GIVEN INSTRUCTION:
Exactly reproduce the lines that follow.

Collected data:
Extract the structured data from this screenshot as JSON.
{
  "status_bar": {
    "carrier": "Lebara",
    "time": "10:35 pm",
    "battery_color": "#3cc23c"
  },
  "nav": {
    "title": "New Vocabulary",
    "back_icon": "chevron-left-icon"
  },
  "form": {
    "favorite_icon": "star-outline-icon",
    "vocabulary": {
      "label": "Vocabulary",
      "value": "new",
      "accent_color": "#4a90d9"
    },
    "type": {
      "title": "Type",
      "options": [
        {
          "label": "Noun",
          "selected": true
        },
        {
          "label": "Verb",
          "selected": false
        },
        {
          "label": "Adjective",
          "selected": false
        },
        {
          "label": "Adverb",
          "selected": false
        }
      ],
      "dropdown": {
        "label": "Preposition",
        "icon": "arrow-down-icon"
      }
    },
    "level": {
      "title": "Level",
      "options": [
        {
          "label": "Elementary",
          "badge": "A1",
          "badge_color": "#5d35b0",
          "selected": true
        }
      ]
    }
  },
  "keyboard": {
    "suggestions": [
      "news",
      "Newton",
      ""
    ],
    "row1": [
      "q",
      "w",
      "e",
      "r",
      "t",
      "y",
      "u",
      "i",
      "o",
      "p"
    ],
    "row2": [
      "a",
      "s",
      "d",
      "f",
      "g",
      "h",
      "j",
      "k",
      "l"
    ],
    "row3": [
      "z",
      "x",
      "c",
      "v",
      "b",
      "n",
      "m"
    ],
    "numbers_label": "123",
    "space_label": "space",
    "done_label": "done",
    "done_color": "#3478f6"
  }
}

CORRECT RESPONSE:
Extract the structured data from this screenshot as JSON.
{
  "status_bar": {
    "carrier": "Lebara",
    "time": "10:35 pm",
    "battery_color": "#3cc23c"
  },
  "nav": {
    "title": "New Vocabulary",
    "back_icon": "chevron-left-icon"
  },
  "form": {
    "favorite_icon": "star-outline-icon",
    "vocabulary": {
      "label": "Vocabulary",
      "value": "new",
      "accent_color": "#4a90d9"
    },
    "type": {
      "title": "Type",
      "options": [
        {
          "label": "Noun",
          "selected": true
        },
        {
          "label": "Verb",
          "selected": false
        },
        {
          "label": "Adjective",
          "selected": false
        },
        {
          "label": "Adverb",
          "selected": false
        }
      ],
      "dropdown": {
        "label": "Preposition",
        "icon": "arrow-down-icon"
      }
    },
    "level": {
      "title": "Level",
      "options": [
        {
          "label": "Elementary",
          "badge": "A1",
          "badge_color": "#5d35b0",
          "selected": true
        }
      ]
    }
  },
  "keyboard": {
    "suggestions": [
      "news",
      "Newton",
      ""
    ],
    "row1": [
      "q",
      "w",
      "e",
      "r",
      "t",
      "y",
      "u",
      "i",
      "o",
      "p"
    ],
    "row2": [
      "a",
      "s",
      "d",
      "f",
      "g",
      "h",
      "j",
      "k",
      "l"
    ],
    "row3": [
      "z",
      "x",
      "c",
      "v",
      "b",
      "n",
      "m"
    ],
    "numbers_label": "123",
    "space_label": "space",
    "done_label": "done",
    "done_color": "#3478f6"
  }
}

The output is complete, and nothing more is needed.